> [Document text]:
===
Use of SSRIs during the second and third trimester increases the risk of neonatal pulmonary hypertension. One study found that exposed newborns were 6 times more likely to experience persistent pulmonary hypertension, compared with newborns who were not exposed to SSRIs in the second and third trimesters.28
In addition, a derivative of the discontinuation syndrome is associated with neonatal withdrawal after in utero exposure, especially during the third trimester. Up to 30% of infants exposed to an SSRI may experience withdrawal symptoms, including increased or decreased muscle tone, jitteriness, feeding problems, irritability, sleep disturbance, and respiratory distress.29
Under the circumstances, the best you can do is to provide the patient with as much information as possible about the benefits and risks of each strategy. In any case, pregnant women suffering from depression should receive frequent follow-up and a referral to a mental health professional. Emphasize the importance of discussing their current medications and symptoms of depression with their obstetrician and psychiatrist or psychotherapist.
6. What can I tell adolescents and their parents about SSRI safety?
Explain that 4 SSRIs—escitalopram, fluoxetine, fluvoxamine, and sertraline—are approved for use in this age group, for specific indications. Fluoxetine and escitalopram are approved for the treatment of depression in children ≥8 and ≥12 years of age, respectively. Fluvoxamine, fluoxetine, and sertraline are approved for obsessive-compulsive disorder in children ≥8, ≥7, and ≥6 years, respectively.
You can also tell patients and parents that adolescents typically fare better when they receive a combination of medication and psychotherapy, compared with medications or therapy alone.
===
> [Work to complete]:
(a) From the passage on SSRI safety, list every withdrawal symptom it names for infants exposed to an SSRI.
(b) Answer the following questions from the passage on SSRI safety, giving each answer on its own line with the same marker.
(i) How many times more likely were exposed newborns to experience persistent pulmonary hypertension, according to the study cited?
(ii) Up to what percentage of infants exposed to an SSRI may experience withdrawal symptoms?
(iii) From what age is escitalopram approved for the treatment of depression in children?
(c) State whether each statement below agrees with the passage on SSRI safety, answering yes or no and quoting the words of the passage that decide it.
(i) Sertraline is approved for obsessive-compulsive disorder in children aged 6 years and older.
(ii) Adolescents typically fare better when they receive medication alone than when they receive medication combined with psychotherapy.
(iii) Neonatal withdrawal is associated especially with in utero exposure during the first trimester.
===
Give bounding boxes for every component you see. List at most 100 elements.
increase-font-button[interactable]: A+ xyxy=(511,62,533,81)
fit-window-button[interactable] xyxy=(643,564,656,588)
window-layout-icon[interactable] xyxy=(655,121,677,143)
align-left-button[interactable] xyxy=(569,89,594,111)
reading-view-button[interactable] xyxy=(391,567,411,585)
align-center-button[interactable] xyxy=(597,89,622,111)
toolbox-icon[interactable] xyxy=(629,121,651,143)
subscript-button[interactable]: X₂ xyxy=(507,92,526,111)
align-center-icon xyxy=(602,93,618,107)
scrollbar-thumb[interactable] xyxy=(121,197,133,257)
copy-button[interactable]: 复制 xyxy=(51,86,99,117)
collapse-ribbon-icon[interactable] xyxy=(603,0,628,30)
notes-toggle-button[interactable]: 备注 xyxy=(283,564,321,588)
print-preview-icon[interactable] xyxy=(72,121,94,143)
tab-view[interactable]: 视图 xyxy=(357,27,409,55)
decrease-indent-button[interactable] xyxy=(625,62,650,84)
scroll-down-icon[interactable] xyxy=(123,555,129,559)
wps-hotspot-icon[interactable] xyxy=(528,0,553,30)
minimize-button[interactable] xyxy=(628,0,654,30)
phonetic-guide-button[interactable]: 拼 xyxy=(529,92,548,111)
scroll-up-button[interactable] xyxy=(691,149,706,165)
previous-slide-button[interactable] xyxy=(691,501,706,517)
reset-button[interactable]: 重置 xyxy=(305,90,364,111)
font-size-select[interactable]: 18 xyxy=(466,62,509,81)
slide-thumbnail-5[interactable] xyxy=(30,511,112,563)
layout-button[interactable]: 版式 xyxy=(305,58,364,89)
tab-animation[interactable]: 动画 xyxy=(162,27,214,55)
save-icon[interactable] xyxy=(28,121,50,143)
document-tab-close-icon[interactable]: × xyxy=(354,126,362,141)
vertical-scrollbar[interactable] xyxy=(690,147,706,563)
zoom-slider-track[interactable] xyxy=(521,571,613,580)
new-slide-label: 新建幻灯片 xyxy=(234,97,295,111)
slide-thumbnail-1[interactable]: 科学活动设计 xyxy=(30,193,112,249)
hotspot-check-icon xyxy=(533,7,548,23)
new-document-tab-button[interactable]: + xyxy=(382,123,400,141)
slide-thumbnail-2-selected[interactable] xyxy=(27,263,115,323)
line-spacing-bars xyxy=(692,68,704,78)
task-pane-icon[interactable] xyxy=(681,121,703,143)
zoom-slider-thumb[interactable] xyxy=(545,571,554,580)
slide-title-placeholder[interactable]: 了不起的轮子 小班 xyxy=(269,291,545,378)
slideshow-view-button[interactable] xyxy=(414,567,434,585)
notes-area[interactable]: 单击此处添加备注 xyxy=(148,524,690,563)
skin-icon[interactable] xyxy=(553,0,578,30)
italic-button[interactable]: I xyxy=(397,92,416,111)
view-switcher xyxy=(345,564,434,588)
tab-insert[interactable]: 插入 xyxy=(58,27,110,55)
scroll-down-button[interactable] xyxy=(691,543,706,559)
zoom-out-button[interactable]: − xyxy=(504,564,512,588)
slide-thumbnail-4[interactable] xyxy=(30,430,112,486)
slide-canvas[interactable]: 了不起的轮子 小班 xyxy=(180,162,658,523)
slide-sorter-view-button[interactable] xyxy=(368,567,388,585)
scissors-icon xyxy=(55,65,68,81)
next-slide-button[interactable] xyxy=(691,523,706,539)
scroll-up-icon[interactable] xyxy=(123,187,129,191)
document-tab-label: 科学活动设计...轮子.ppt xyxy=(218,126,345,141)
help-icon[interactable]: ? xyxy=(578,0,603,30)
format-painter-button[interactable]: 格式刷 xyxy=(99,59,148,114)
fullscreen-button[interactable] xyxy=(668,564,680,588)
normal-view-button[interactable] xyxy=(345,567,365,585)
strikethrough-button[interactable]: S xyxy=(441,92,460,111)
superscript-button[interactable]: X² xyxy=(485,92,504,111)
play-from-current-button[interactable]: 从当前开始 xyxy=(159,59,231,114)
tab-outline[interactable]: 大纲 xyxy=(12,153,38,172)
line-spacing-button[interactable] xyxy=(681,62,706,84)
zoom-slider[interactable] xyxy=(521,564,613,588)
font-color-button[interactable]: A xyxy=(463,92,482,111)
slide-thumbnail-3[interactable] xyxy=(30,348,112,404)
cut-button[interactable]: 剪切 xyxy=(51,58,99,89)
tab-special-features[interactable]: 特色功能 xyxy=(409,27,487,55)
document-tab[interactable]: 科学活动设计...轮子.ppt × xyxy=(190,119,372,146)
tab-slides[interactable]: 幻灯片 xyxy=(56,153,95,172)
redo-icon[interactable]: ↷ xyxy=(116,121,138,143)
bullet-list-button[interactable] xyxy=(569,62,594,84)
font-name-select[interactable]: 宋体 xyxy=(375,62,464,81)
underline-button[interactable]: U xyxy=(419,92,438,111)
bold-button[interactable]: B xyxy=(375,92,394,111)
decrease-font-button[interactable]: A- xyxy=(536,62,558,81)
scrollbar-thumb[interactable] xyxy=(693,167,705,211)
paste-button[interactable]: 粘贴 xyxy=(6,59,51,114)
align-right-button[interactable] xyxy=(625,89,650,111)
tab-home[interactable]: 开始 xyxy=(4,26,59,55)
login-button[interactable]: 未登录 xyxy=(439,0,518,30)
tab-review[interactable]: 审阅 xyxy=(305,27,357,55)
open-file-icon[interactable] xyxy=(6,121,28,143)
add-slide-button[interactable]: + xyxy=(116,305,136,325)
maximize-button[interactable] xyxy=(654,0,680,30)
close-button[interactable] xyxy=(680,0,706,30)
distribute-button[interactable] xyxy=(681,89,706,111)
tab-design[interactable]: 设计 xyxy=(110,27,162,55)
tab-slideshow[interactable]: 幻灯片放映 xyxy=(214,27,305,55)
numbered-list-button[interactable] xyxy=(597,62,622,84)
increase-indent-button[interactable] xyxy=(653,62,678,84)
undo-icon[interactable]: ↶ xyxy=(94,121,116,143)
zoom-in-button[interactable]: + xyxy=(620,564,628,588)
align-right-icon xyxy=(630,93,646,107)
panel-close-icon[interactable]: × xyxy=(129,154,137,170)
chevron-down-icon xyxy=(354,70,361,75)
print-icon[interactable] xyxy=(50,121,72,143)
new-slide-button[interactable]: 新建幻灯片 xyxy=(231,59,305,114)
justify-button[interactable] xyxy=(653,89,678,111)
===
> [Results of the exercise]:
(a) Increased or decreased muscle tone, jitteriness, feeding problems, irritability, sleep disturbance, and respiratory distress.

(b)
(i) 6 times
(ii) Up to 30%
(iii) 12 years of age and older

(c)
(i) Yes: "Fluvoxamine, fluoxetine, and sertraline are approved for obsessive-compulsive disorder in children ≥8, ≥7, and ≥6 years, respectively."
(ii) No: "adolescents typically fare better when they receive a combination of medication and psychotherapy, compared with medications or therapy alone."
(iii) No: "neonatal withdrawal after in utero exposure, especially during the third trimester."